#### Your goal:
Make an exact copy of all the entries, but do not reproduce the pictures.

#### Dataset entries:

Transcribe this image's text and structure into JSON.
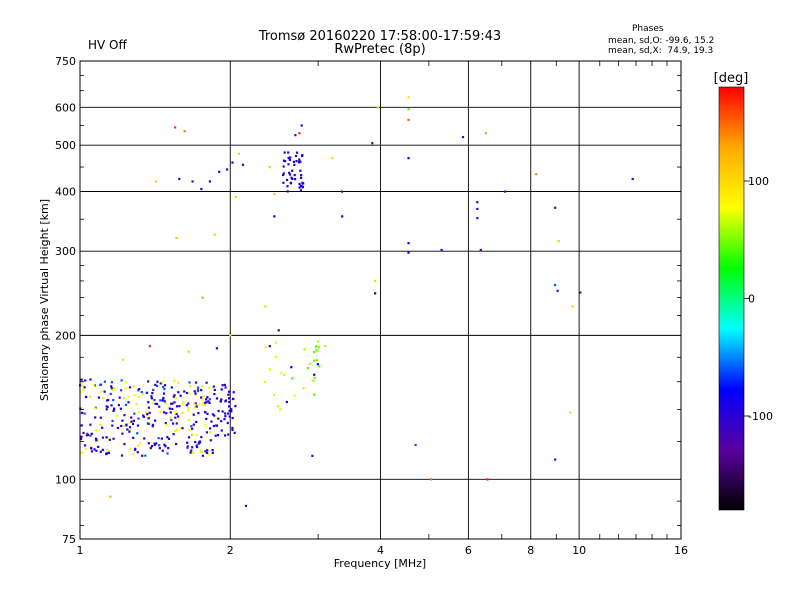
{
  "chart_data": {
    "type": "scatter",
    "title": "Tromsø 20160220 17:58:00-17:59:43",
    "subtitle": "RwPretec (8p)",
    "status": "HV Off",
    "status_color": "#cc0000",
    "xlabel": "Frequency [MHz]",
    "ylabel": "Stationary phase Virtual Height [km]",
    "xscale": "log",
    "yscale": "log",
    "xlim": [
      1,
      16
    ],
    "ylim": [
      75,
      750
    ],
    "xticks": [
      1,
      2,
      4,
      6,
      8,
      10,
      16
    ],
    "yticks": [
      75,
      100,
      200,
      300,
      400,
      500,
      600,
      750
    ],
    "grid": true,
    "info": {
      "heading": "Phases",
      "line1": "mean, sd,O: -99.6, 15.2",
      "line2": "mean, sd,X:  74.9, 19.3"
    },
    "colorbar": {
      "label": "[deg]",
      "range": [
        -180,
        180
      ],
      "ticks": [
        100,
        0,
        -100
      ],
      "colors": [
        "#ff0000",
        "#ffaa00",
        "#ffff00",
        "#00ff00",
        "#00ffff",
        "#0000ff",
        "#5a00a0",
        "#000000"
      ]
    },
    "clusters": [
      {
        "x": [
          1.0,
          1.85
        ],
        "y": [
          112,
          162
        ],
        "n": 330,
        "phases": [
          -105,
          -100,
          -95,
          -90,
          -110,
          80,
          70,
          -60
        ]
      },
      {
        "x": [
          1.85,
          2.05
        ],
        "y": [
          122,
          158
        ],
        "n": 50,
        "phases": [
          -100,
          -95,
          -105
        ]
      },
      {
        "x": [
          2.3,
          2.7
        ],
        "y": [
          140,
          195
        ],
        "n": 14,
        "phases": [
          90,
          70,
          40,
          -80
        ]
      },
      {
        "x": [
          2.8,
          3.05
        ],
        "y": [
          150,
          195
        ],
        "n": 18,
        "phases": [
          40,
          50,
          60,
          -90
        ]
      },
      {
        "x": [
          2.55,
          2.8
        ],
        "y": [
          400,
          490
        ],
        "n": 48,
        "phases": [
          -100,
          -95,
          -110,
          -90
        ]
      }
    ],
    "points": [
      {
        "x": 1.15,
        "y": 92,
        "phase": 120
      },
      {
        "x": 1.55,
        "y": 545,
        "phase": 160
      },
      {
        "x": 1.62,
        "y": 535,
        "phase": 140
      },
      {
        "x": 1.58,
        "y": 425,
        "phase": -70
      },
      {
        "x": 1.42,
        "y": 420,
        "phase": 100
      },
      {
        "x": 1.56,
        "y": 320,
        "phase": 110
      },
      {
        "x": 1.76,
        "y": 240,
        "phase": 130
      },
      {
        "x": 1.68,
        "y": 420,
        "phase": -100
      },
      {
        "x": 1.75,
        "y": 405,
        "phase": -110
      },
      {
        "x": 1.82,
        "y": 420,
        "phase": -100
      },
      {
        "x": 1.9,
        "y": 440,
        "phase": -100
      },
      {
        "x": 1.97,
        "y": 445,
        "phase": -105
      },
      {
        "x": 2.02,
        "y": 460,
        "phase": -100
      },
      {
        "x": 2.08,
        "y": 480,
        "phase": 100
      },
      {
        "x": 2.12,
        "y": 455,
        "phase": -110
      },
      {
        "x": 2.05,
        "y": 390,
        "phase": 110
      },
      {
        "x": 1.86,
        "y": 325,
        "phase": 110
      },
      {
        "x": 2.4,
        "y": 450,
        "phase": 110
      },
      {
        "x": 2.45,
        "y": 395,
        "phase": 110
      },
      {
        "x": 2.45,
        "y": 355,
        "phase": -90
      },
      {
        "x": 2.5,
        "y": 205,
        "phase": -80
      },
      {
        "x": 2.35,
        "y": 230,
        "phase": 100
      },
      {
        "x": 2.7,
        "y": 525,
        "phase": -120
      },
      {
        "x": 2.75,
        "y": 530,
        "phase": 170
      },
      {
        "x": 2.78,
        "y": 550,
        "phase": -100
      },
      {
        "x": 3.2,
        "y": 470,
        "phase": 100
      },
      {
        "x": 3.35,
        "y": 400,
        "phase": -130
      },
      {
        "x": 3.35,
        "y": 355,
        "phase": -80
      },
      {
        "x": 3.85,
        "y": 505,
        "phase": -110
      },
      {
        "x": 3.95,
        "y": 600,
        "phase": 100
      },
      {
        "x": 4.55,
        "y": 630,
        "phase": 100
      },
      {
        "x": 4.55,
        "y": 595,
        "phase": 40
      },
      {
        "x": 4.55,
        "y": 565,
        "phase": 150
      },
      {
        "x": 4.55,
        "y": 470,
        "phase": -80
      },
      {
        "x": 4.55,
        "y": 312,
        "phase": -80
      },
      {
        "x": 4.55,
        "y": 298,
        "phase": -90
      },
      {
        "x": 3.9,
        "y": 260,
        "phase": 100
      },
      {
        "x": 3.9,
        "y": 245,
        "phase": -150
      },
      {
        "x": 5.3,
        "y": 302,
        "phase": -100
      },
      {
        "x": 5.85,
        "y": 520,
        "phase": -130
      },
      {
        "x": 6.25,
        "y": 380,
        "phase": -110
      },
      {
        "x": 6.25,
        "y": 368,
        "phase": -100
      },
      {
        "x": 6.25,
        "y": 352,
        "phase": -110
      },
      {
        "x": 6.35,
        "y": 302,
        "phase": -120
      },
      {
        "x": 6.5,
        "y": 530,
        "phase": 130
      },
      {
        "x": 7.1,
        "y": 400,
        "phase": -70
      },
      {
        "x": 8.2,
        "y": 435,
        "phase": 140
      },
      {
        "x": 8.95,
        "y": 370,
        "phase": -110
      },
      {
        "x": 8.95,
        "y": 255,
        "phase": -60
      },
      {
        "x": 9.05,
        "y": 248,
        "phase": -70
      },
      {
        "x": 9.1,
        "y": 315,
        "phase": 110
      },
      {
        "x": 9.7,
        "y": 230,
        "phase": 110
      },
      {
        "x": 9.6,
        "y": 138,
        "phase": 100
      },
      {
        "x": 10.05,
        "y": 246,
        "phase": -120
      },
      {
        "x": 8.95,
        "y": 110,
        "phase": -120
      },
      {
        "x": 4.7,
        "y": 118,
        "phase": -60
      },
      {
        "x": 5.05,
        "y": 100,
        "phase": 150
      },
      {
        "x": 6.55,
        "y": 100,
        "phase": 170
      },
      {
        "x": 2.92,
        "y": 112,
        "phase": -120
      },
      {
        "x": 2.15,
        "y": 88,
        "phase": -120
      },
      {
        "x": 1.38,
        "y": 190,
        "phase": 170
      },
      {
        "x": 1.22,
        "y": 178,
        "phase": 60
      },
      {
        "x": 1.65,
        "y": 185,
        "phase": 110
      },
      {
        "x": 1.88,
        "y": 188,
        "phase": -80
      },
      {
        "x": 2.0,
        "y": 200,
        "phase": 100
      },
      {
        "x": 2.4,
        "y": 190,
        "phase": -120
      },
      {
        "x": 3.1,
        "y": 190,
        "phase": 60
      },
      {
        "x": 12.8,
        "y": 425,
        "phase": -110
      }
    ]
  }
}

#### Full solution:
Transcribe this image's text and structure into JSON.
{
  "chart_data": {
    "type": "scatter",
    "title": "Tromsø 20160220 17:58:00-17:59:43",
    "subtitle": "RwPretec (8p)",
    "status": "HV Off",
    "status_color": "#cc0000",
    "xlabel": "Frequency [MHz]",
    "ylabel": "Stationary phase Virtual Height [km]",
    "xscale": "log",
    "yscale": "log",
    "xlim": [
      1,
      16
    ],
    "ylim": [
      75,
      750
    ],
    "xticks": [
      1,
      2,
      4,
      6,
      8,
      10,
      16
    ],
    "yticks": [
      75,
      100,
      200,
      300,
      400,
      500,
      600,
      750
    ],
    "grid": true,
    "info": {
      "heading": "Phases",
      "line1": "mean, sd,O: -99.6, 15.2",
      "line2": "mean, sd,X:  74.9, 19.3"
    },
    "colorbar": {
      "label": "[deg]",
      "range": [
        -180,
        180
      ],
      "ticks": [
        100,
        0,
        -100
      ],
      "colors": [
        "#ff0000",
        "#ffaa00",
        "#ffff00",
        "#00ff00",
        "#00ffff",
        "#0000ff",
        "#5a00a0",
        "#000000"
      ]
    },
    "clusters": [
      {
        "x": [
          1.0,
          1.85
        ],
        "y": [
          112,
          162
        ],
        "n": 330,
        "phases": [
          -105,
          -100,
          -95,
          -90,
          -110,
          80,
          70,
          -60
        ]
      },
      {
        "x": [
          1.85,
          2.05
        ],
        "y": [
          122,
          158
        ],
        "n": 50,
        "phases": [
          -100,
          -95,
          -105
        ]
      },
      {
        "x": [
          2.3,
          2.7
        ],
        "y": [
          140,
          195
        ],
        "n": 14,
        "phases": [
          90,
          70,
          40,
          -80
        ]
      },
      {
        "x": [
          2.8,
          3.05
        ],
        "y": [
          150,
          195
        ],
        "n": 18,
        "phases": [
          40,
          50,
          60,
          -90
        ]
      },
      {
        "x": [
          2.55,
          2.8
        ],
        "y": [
          400,
          490
        ],
        "n": 48,
        "phases": [
          -100,
          -95,
          -110,
          -90
        ]
      }
    ],
    "points": [
      {
        "x": 1.15,
        "y": 92,
        "phase": 120
      },
      {
        "x": 1.55,
        "y": 545,
        "phase": 160
      },
      {
        "x": 1.62,
        "y": 535,
        "phase": 140
      },
      {
        "x": 1.58,
        "y": 425,
        "phase": -70
      },
      {
        "x": 1.42,
        "y": 420,
        "phase": 100
      },
      {
        "x": 1.56,
        "y": 320,
        "phase": 110
      },
      {
        "x": 1.76,
        "y": 240,
        "phase": 130
      },
      {
        "x": 1.68,
        "y": 420,
        "phase": -100
      },
      {
        "x": 1.75,
        "y": 405,
        "phase": -110
      },
      {
        "x": 1.82,
        "y": 420,
        "phase": -100
      },
      {
        "x": 1.9,
        "y": 440,
        "phase": -100
      },
      {
        "x": 1.97,
        "y": 445,
        "phase": -105
      },
      {
        "x": 2.02,
        "y": 460,
        "phase": -100
      },
      {
        "x": 2.08,
        "y": 480,
        "phase": 100
      },
      {
        "x": 2.12,
        "y": 455,
        "phase": -110
      },
      {
        "x": 2.05,
        "y": 390,
        "phase": 110
      },
      {
        "x": 1.86,
        "y": 325,
        "phase": 110
      },
      {
        "x": 2.4,
        "y": 450,
        "phase": 110
      },
      {
        "x": 2.45,
        "y": 395,
        "phase": 110
      },
      {
        "x": 2.45,
        "y": 355,
        "phase": -90
      },
      {
        "x": 2.5,
        "y": 205,
        "phase": -80
      },
      {
        "x": 2.35,
        "y": 230,
        "phase": 100
      },
      {
        "x": 2.7,
        "y": 525,
        "phase": -120
      },
      {
        "x": 2.75,
        "y": 530,
        "phase": 170
      },
      {
        "x": 2.78,
        "y": 550,
        "phase": -100
      },
      {
        "x": 3.2,
        "y": 470,
        "phase": 100
      },
      {
        "x": 3.35,
        "y": 400,
        "phase": -130
      },
      {
        "x": 3.35,
        "y": 355,
        "phase": -80
      },
      {
        "x": 3.85,
        "y": 505,
        "phase": -110
      },
      {
        "x": 3.95,
        "y": 600,
        "phase": 100
      },
      {
        "x": 4.55,
        "y": 630,
        "phase": 100
      },
      {
        "x": 4.55,
        "y": 595,
        "phase": 40
      },
      {
        "x": 4.55,
        "y": 565,
        "phase": 150
      },
      {
        "x": 4.55,
        "y": 470,
        "phase": -80
      },
      {
        "x": 4.55,
        "y": 312,
        "phase": -80
      },
      {
        "x": 4.55,
        "y": 298,
        "phase": -90
      },
      {
        "x": 3.9,
        "y": 260,
        "phase": 100
      },
      {
        "x": 3.9,
        "y": 245,
        "phase": -150
      },
      {
        "x": 5.3,
        "y": 302,
        "phase": -100
      },
      {
        "x": 5.85,
        "y": 520,
        "phase": -130
      },
      {
        "x": 6.25,
        "y": 380,
        "phase": -110
      },
      {
        "x": 6.25,
        "y": 368,
        "phase": -100
      },
      {
        "x": 6.25,
        "y": 352,
        "phase": -110
      },
      {
        "x": 6.35,
        "y": 302,
        "phase": -120
      },
      {
        "x": 6.5,
        "y": 530,
        "phase": 130
      },
      {
        "x": 7.1,
        "y": 400,
        "phase": -70
      },
      {
        "x": 8.2,
        "y": 435,
        "phase": 140
      },
      {
        "x": 8.95,
        "y": 370,
        "phase": -110
      },
      {
        "x": 8.95,
        "y": 255,
        "phase": -60
      },
      {
        "x": 9.05,
        "y": 248,
        "phase": -70
      },
      {
        "x": 9.1,
        "y": 315,
        "phase": 110
      },
      {
        "x": 9.7,
        "y": 230,
        "phase": 110
      },
      {
        "x": 9.6,
        "y": 138,
        "phase": 100
      },
      {
        "x": 10.05,
        "y": 246,
        "phase": -120
      },
      {
        "x": 8.95,
        "y": 110,
        "phase": -120
      },
      {
        "x": 4.7,
        "y": 118,
        "phase": -60
      },
      {
        "x": 5.05,
        "y": 100,
        "phase": 150
      },
      {
        "x": 6.55,
        "y": 100,
        "phase": 170
      },
      {
        "x": 2.92,
        "y": 112,
        "phase": -120
      },
      {
        "x": 2.15,
        "y": 88,
        "phase": -120
      },
      {
        "x": 1.38,
        "y": 190,
        "phase": 170
      },
      {
        "x": 1.22,
        "y": 178,
        "phase": 60
      },
      {
        "x": 1.65,
        "y": 185,
        "phase": 110
      },
      {
        "x": 1.88,
        "y": 188,
        "phase": -80
      },
      {
        "x": 2.0,
        "y": 200,
        "phase": 100
      },
      {
        "x": 2.4,
        "y": 190,
        "phase": -120
      },
      {
        "x": 3.1,
        "y": 190,
        "phase": 60
      },
      {
        "x": 12.8,
        "y": 425,
        "phase": -110
      }
    ]
  }
}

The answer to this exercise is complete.